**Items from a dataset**
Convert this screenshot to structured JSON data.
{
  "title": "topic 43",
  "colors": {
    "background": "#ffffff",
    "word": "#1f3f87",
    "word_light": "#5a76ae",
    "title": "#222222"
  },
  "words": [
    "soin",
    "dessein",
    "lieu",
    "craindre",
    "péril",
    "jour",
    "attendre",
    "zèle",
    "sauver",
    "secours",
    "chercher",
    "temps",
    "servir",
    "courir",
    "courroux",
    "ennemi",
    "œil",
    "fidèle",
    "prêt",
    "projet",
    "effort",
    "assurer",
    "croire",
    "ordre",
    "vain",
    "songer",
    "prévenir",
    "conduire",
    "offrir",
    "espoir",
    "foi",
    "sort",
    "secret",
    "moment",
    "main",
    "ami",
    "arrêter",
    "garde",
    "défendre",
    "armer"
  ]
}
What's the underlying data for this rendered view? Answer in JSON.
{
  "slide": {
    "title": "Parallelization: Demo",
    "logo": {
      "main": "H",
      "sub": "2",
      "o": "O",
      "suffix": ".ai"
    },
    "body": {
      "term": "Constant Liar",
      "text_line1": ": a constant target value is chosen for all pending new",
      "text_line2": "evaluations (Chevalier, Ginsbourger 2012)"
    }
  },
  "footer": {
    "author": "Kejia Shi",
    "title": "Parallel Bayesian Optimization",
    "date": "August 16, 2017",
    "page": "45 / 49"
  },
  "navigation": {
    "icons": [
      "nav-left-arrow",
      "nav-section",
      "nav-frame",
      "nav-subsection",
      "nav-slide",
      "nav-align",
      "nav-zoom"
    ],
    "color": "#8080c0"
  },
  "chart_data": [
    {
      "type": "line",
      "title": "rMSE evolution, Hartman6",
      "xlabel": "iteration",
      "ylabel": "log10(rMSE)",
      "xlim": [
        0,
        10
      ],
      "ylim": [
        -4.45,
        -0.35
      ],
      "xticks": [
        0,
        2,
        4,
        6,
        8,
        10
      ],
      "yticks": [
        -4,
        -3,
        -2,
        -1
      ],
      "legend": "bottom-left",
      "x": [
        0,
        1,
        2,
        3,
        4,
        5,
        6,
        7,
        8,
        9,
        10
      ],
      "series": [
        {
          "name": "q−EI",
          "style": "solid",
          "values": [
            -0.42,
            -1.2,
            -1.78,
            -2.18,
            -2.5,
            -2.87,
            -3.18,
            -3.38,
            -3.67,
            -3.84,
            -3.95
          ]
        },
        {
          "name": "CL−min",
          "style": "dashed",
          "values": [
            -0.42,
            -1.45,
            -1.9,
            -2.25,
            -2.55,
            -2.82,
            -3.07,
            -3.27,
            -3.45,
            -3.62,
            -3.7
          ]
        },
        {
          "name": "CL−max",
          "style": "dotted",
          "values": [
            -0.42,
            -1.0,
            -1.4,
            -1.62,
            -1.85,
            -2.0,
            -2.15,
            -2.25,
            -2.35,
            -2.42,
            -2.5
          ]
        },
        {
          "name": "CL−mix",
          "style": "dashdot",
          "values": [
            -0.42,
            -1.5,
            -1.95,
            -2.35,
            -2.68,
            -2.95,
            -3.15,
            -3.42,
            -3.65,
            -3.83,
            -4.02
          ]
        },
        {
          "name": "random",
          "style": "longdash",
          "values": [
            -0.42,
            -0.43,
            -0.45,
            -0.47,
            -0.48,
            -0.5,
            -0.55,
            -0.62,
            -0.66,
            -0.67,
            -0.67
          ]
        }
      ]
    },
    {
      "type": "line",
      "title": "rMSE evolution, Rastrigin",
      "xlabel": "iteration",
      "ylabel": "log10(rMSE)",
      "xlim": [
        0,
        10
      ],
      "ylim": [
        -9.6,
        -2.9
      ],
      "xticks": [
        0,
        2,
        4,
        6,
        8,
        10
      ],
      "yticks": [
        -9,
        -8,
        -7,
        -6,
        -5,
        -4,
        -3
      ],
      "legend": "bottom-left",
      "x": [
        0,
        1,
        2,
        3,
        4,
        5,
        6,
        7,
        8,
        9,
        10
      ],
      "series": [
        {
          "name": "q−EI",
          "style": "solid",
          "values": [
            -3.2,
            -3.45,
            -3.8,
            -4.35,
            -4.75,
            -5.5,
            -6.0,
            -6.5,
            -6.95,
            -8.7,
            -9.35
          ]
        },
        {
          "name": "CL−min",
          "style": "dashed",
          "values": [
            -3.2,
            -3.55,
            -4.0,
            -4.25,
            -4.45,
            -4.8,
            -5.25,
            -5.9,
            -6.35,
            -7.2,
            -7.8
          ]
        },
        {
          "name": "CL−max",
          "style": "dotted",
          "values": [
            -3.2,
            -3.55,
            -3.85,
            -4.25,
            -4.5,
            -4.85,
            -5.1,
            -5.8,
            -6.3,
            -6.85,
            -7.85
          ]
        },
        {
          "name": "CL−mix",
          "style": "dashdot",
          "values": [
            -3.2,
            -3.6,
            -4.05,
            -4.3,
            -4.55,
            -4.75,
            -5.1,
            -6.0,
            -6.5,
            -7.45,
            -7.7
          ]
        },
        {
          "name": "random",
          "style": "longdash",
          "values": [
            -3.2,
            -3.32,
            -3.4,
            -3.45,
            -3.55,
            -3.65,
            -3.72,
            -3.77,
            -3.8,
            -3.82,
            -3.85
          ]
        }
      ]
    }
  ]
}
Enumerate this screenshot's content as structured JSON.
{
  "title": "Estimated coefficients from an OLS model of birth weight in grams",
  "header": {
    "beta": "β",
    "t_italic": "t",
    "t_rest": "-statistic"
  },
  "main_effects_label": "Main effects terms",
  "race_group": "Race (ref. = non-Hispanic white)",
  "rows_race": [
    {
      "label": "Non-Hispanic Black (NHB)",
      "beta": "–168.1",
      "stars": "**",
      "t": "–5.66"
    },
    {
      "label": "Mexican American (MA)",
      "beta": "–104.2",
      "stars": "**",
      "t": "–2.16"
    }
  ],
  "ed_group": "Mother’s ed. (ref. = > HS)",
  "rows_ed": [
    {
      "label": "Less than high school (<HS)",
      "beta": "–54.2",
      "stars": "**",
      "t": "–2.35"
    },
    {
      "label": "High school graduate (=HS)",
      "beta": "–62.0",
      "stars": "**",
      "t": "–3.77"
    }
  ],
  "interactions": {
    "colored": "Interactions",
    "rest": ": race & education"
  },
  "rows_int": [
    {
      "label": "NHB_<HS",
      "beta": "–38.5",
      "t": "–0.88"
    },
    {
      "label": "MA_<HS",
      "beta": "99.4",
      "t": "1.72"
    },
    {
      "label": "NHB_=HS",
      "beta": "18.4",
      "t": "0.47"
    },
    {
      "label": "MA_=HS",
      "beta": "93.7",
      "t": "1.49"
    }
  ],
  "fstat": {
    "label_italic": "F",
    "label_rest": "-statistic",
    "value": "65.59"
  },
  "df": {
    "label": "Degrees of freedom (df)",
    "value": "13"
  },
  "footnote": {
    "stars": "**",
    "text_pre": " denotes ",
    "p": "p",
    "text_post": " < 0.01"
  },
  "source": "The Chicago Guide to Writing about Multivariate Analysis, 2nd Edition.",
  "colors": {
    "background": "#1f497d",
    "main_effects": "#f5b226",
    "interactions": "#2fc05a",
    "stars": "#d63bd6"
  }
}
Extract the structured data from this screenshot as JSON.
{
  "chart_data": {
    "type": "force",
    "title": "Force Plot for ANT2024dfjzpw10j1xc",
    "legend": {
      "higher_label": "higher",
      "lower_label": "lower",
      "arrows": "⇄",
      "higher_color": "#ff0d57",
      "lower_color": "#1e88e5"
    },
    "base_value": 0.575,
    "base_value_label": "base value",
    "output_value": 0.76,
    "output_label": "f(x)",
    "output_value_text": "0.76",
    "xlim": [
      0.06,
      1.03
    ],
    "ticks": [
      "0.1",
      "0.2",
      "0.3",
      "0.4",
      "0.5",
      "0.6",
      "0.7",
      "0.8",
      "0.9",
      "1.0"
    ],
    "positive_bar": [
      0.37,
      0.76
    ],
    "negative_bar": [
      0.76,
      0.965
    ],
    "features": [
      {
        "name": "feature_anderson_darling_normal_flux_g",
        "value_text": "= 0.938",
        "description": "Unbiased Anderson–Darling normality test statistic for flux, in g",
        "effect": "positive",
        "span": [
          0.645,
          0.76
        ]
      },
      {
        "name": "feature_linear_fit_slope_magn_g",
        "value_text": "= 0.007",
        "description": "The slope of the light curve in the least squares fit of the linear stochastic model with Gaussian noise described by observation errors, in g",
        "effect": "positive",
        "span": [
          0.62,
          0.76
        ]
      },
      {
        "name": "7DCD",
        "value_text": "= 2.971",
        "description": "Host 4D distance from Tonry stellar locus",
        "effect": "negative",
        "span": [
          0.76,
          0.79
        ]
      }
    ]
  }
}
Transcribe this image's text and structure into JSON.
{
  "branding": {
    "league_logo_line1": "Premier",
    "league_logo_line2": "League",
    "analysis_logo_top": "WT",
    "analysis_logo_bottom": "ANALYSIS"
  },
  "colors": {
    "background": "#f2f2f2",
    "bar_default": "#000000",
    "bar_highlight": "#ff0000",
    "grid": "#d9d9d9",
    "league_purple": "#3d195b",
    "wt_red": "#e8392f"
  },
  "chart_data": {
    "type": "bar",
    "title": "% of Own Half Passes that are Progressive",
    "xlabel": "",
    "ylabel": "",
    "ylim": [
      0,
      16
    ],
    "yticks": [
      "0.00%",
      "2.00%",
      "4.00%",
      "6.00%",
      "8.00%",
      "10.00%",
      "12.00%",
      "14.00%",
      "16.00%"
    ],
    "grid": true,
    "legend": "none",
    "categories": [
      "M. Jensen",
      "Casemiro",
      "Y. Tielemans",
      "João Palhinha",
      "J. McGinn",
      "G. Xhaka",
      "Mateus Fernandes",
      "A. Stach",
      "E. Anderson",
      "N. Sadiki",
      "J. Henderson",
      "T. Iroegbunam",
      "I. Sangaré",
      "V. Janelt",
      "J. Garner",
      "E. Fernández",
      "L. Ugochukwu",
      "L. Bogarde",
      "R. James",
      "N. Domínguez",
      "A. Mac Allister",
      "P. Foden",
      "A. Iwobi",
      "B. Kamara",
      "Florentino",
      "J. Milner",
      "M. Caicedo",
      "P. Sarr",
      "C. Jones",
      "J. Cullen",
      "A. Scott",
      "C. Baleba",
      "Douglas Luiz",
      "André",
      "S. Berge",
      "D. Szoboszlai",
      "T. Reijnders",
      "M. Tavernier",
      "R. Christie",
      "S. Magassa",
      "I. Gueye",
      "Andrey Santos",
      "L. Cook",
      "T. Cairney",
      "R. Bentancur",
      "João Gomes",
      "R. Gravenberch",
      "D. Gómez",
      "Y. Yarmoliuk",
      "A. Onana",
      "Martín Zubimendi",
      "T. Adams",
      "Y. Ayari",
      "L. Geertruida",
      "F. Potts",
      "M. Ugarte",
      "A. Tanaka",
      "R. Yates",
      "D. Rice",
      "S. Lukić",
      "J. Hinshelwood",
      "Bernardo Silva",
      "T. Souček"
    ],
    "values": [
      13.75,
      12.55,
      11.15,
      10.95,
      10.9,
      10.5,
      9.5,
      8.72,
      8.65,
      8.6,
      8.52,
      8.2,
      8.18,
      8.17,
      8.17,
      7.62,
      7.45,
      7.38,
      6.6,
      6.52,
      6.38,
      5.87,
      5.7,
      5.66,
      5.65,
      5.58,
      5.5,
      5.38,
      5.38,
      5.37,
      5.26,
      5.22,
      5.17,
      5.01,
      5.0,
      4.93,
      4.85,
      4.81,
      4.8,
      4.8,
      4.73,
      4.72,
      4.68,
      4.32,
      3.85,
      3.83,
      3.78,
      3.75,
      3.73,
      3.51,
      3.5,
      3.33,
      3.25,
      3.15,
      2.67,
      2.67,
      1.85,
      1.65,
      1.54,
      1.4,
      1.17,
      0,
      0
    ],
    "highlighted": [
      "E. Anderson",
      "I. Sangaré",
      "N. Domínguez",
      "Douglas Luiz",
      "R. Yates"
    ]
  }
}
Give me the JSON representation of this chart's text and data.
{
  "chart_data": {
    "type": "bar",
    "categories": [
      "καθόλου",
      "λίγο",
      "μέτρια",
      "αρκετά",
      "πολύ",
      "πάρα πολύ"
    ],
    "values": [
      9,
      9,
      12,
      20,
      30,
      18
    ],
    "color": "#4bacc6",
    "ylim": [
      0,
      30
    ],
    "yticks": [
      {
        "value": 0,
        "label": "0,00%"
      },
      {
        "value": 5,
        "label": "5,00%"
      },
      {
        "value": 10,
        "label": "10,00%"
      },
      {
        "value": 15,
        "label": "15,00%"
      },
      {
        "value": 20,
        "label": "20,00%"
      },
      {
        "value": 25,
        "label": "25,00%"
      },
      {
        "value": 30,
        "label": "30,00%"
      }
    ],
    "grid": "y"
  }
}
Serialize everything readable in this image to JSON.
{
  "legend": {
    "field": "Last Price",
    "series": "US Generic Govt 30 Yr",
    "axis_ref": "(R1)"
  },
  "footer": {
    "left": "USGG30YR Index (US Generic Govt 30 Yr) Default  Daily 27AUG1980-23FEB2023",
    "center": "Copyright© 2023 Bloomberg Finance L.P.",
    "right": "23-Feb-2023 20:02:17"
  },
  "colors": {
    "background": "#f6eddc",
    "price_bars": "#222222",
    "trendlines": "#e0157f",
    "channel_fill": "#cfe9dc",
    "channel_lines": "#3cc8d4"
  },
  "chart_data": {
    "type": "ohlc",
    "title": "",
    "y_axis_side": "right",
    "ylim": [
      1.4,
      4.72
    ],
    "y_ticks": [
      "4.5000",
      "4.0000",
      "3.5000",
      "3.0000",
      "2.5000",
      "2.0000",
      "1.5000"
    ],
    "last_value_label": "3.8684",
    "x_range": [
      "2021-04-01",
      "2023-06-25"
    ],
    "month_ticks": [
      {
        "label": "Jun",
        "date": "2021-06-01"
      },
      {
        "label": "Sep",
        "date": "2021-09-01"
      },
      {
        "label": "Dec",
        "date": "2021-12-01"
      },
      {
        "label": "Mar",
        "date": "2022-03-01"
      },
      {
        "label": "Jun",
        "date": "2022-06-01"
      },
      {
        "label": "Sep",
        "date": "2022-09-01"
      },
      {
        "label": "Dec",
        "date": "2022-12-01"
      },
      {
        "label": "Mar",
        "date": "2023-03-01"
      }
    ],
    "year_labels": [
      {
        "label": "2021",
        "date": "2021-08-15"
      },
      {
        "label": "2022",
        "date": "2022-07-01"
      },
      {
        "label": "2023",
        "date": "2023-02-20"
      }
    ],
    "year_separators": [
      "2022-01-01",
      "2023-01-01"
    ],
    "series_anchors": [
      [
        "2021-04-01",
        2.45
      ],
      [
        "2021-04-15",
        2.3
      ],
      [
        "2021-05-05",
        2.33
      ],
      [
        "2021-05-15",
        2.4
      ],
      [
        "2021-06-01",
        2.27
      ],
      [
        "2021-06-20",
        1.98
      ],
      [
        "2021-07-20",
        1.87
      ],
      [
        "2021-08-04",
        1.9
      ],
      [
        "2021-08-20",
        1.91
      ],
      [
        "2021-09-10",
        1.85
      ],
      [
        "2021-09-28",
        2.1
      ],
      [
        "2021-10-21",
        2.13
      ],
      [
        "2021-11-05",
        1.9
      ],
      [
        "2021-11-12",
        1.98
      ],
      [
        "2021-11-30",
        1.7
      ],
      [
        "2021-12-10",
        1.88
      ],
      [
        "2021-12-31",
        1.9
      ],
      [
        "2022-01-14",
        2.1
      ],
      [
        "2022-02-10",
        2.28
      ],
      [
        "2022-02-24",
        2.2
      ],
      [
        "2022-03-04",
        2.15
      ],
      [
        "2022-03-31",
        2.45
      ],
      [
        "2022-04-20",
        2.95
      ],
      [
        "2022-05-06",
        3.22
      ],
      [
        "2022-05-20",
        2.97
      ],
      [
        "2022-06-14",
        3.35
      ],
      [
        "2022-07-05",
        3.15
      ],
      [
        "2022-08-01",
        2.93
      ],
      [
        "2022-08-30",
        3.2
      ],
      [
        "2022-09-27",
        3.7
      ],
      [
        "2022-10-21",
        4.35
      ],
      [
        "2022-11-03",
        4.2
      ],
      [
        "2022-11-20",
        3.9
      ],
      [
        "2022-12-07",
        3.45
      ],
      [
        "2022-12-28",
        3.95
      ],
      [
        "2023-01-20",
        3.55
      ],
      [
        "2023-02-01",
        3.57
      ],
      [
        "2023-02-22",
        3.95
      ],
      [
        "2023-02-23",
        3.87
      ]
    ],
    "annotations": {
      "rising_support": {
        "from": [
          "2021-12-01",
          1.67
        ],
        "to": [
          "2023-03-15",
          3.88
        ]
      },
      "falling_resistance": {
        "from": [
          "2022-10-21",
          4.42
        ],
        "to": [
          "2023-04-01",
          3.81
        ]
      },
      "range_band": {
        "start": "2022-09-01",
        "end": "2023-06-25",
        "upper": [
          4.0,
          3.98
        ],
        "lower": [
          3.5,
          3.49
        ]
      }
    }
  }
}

**YOUR TASK**
Find how many lines of the listing include the string "Govt" and give that number, nothing else.

**OUTPUT FOR THIS TASK**
2